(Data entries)

----

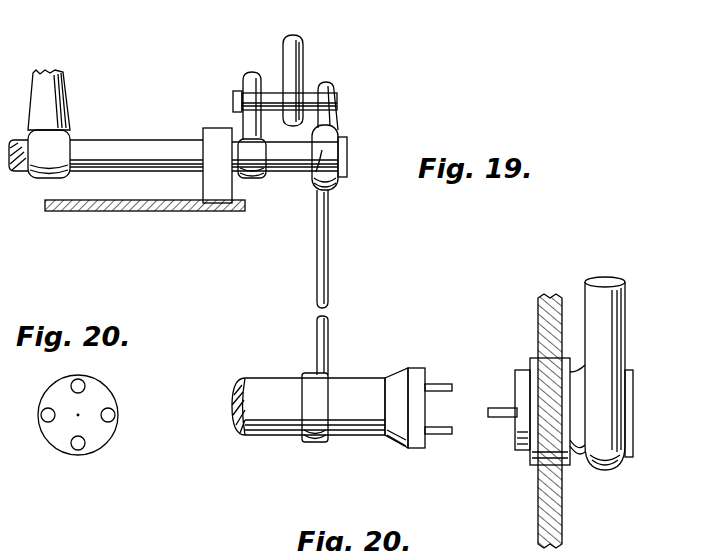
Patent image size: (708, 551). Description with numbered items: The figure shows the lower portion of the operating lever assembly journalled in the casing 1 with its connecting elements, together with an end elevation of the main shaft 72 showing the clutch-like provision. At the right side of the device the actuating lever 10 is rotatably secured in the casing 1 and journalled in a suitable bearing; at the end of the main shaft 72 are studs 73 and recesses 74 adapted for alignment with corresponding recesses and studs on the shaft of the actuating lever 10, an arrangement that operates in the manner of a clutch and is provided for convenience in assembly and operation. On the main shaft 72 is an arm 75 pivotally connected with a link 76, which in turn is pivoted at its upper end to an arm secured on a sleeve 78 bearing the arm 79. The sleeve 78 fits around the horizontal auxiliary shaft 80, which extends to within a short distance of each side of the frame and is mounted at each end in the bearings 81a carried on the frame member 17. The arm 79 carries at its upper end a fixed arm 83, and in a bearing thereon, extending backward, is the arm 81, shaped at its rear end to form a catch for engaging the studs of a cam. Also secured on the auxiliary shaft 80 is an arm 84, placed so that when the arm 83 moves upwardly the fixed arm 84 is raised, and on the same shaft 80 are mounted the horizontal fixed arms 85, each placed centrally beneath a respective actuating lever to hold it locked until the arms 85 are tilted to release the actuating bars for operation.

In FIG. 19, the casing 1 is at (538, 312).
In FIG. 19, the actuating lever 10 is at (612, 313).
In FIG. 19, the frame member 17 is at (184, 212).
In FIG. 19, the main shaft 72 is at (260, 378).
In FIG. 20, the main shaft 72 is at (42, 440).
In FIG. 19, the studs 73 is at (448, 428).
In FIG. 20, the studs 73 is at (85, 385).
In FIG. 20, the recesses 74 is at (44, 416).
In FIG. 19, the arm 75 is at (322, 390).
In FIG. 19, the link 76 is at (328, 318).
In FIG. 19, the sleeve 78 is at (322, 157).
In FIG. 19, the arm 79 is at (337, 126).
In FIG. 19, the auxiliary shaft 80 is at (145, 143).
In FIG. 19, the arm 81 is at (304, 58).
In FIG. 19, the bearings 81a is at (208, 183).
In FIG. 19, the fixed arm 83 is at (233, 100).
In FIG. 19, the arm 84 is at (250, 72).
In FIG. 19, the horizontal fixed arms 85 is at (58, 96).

----

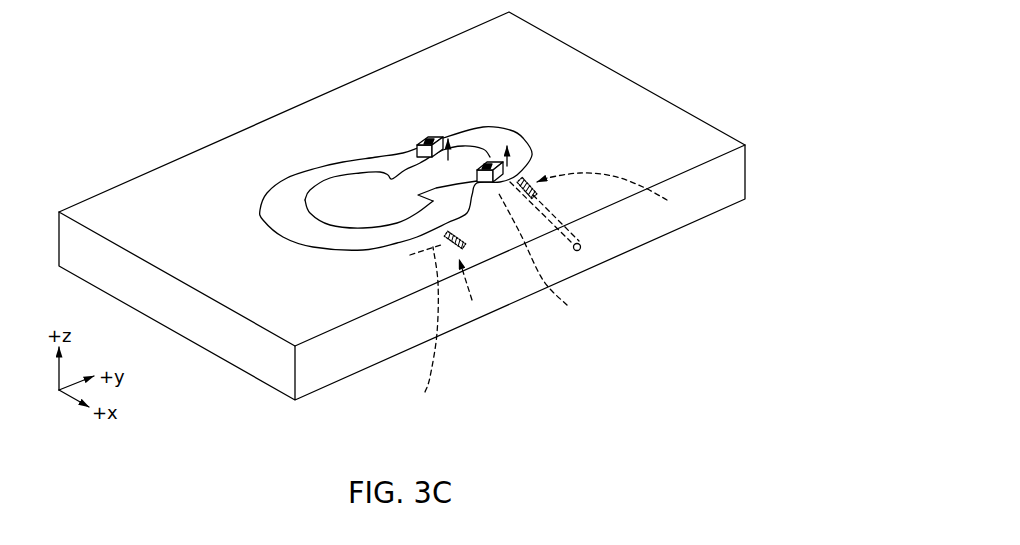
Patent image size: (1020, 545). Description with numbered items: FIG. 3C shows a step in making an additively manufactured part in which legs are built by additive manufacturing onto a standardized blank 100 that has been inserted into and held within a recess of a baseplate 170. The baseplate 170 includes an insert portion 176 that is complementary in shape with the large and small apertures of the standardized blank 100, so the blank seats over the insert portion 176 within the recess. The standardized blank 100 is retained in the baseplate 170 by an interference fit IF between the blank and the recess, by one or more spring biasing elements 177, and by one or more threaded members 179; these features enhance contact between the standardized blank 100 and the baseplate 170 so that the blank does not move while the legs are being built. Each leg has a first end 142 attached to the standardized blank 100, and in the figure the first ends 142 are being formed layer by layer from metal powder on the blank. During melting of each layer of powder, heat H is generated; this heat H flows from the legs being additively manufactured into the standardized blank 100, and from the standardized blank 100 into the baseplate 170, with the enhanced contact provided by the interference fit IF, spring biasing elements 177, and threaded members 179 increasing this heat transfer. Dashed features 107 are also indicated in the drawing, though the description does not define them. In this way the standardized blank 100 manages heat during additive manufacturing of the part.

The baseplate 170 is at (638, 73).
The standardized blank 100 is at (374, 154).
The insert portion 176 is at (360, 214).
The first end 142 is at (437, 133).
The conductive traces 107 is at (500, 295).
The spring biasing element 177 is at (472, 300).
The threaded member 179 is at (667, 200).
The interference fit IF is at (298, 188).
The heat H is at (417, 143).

----

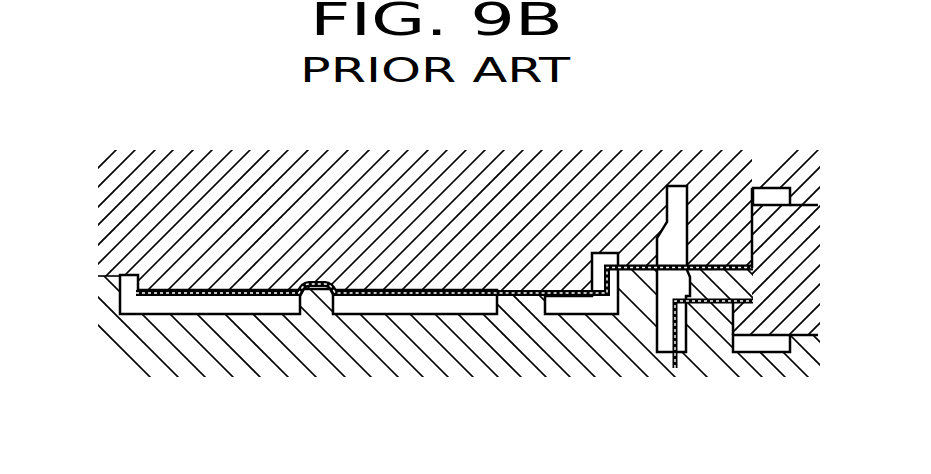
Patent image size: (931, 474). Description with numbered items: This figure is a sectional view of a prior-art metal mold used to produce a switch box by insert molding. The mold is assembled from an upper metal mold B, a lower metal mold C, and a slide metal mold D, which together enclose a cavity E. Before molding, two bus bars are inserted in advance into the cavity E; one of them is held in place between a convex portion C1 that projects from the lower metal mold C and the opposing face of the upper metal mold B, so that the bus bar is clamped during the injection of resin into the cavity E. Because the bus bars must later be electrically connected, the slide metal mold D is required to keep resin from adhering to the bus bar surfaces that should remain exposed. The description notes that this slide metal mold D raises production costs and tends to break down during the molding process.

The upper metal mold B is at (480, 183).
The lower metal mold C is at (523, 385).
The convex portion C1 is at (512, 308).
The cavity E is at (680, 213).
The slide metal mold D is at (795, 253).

----

Exercise → List as a numbered list the lines of the records from the line containing "Patent image size: (1020, 545)." through the line containing "The heat H is at (417, 143).", leaving out any blank lines.

Complete output →
1. Patent image size: (1020, 545). Description with numbered items: FIG. 3C shows a step in making an additively manufactured part in which legs are built by additive manufacturing onto a standardized blank 100 that has been inserted into and held within a recess of a baseplate 170. The baseplate 170 includes an insert portion 176 that is complementary in shape with the large and small apertures of the standardized blank 100, so the blank seats over the insert portion 176 within the recess. The standardized blank 100 is retained in the baseplate 170 by an interference fit IF between the blank and the recess, by one or more spring biasing elements 177, and by one or more threaded members 179; these features enhance contact between the standardized blank 100 and the baseplate 170 so that the blank does not move while the legs are being built. Each leg has a first end 142 attached to the standardized blank 100, and in the figure the first ends 142 are being formed layer by layer from metal powder on the blank. During melting of each layer of powder, heat H is generated; this heat H flows from the legs being additively manufactured into the standardized blank 100, and from the standardized blank 100 into the baseplate 170, with the enhanced contact provided by the interference fit IF, spring biasing elements 177, and threaded members 179 increasing this heat transfer. Dashed features 107 are also indicated in the drawing, though the description does not define them. In this way the standardized blank 100 manages heat during additive manufacturing of the part.
2. The baseplate 170 is at (638, 73).
3. The standardized blank 100 is at (374, 154).
4. The insert portion 176 is at (360, 214).
5. The first end 142 is at (437, 133).
6. The conductive traces 107 is at (500, 295).
7. The spring biasing element 177 is at (472, 300).
8. The threaded member 179 is at (667, 200).
9. The interference fit IF is at (298, 188).
10. The heat H is at (417, 143).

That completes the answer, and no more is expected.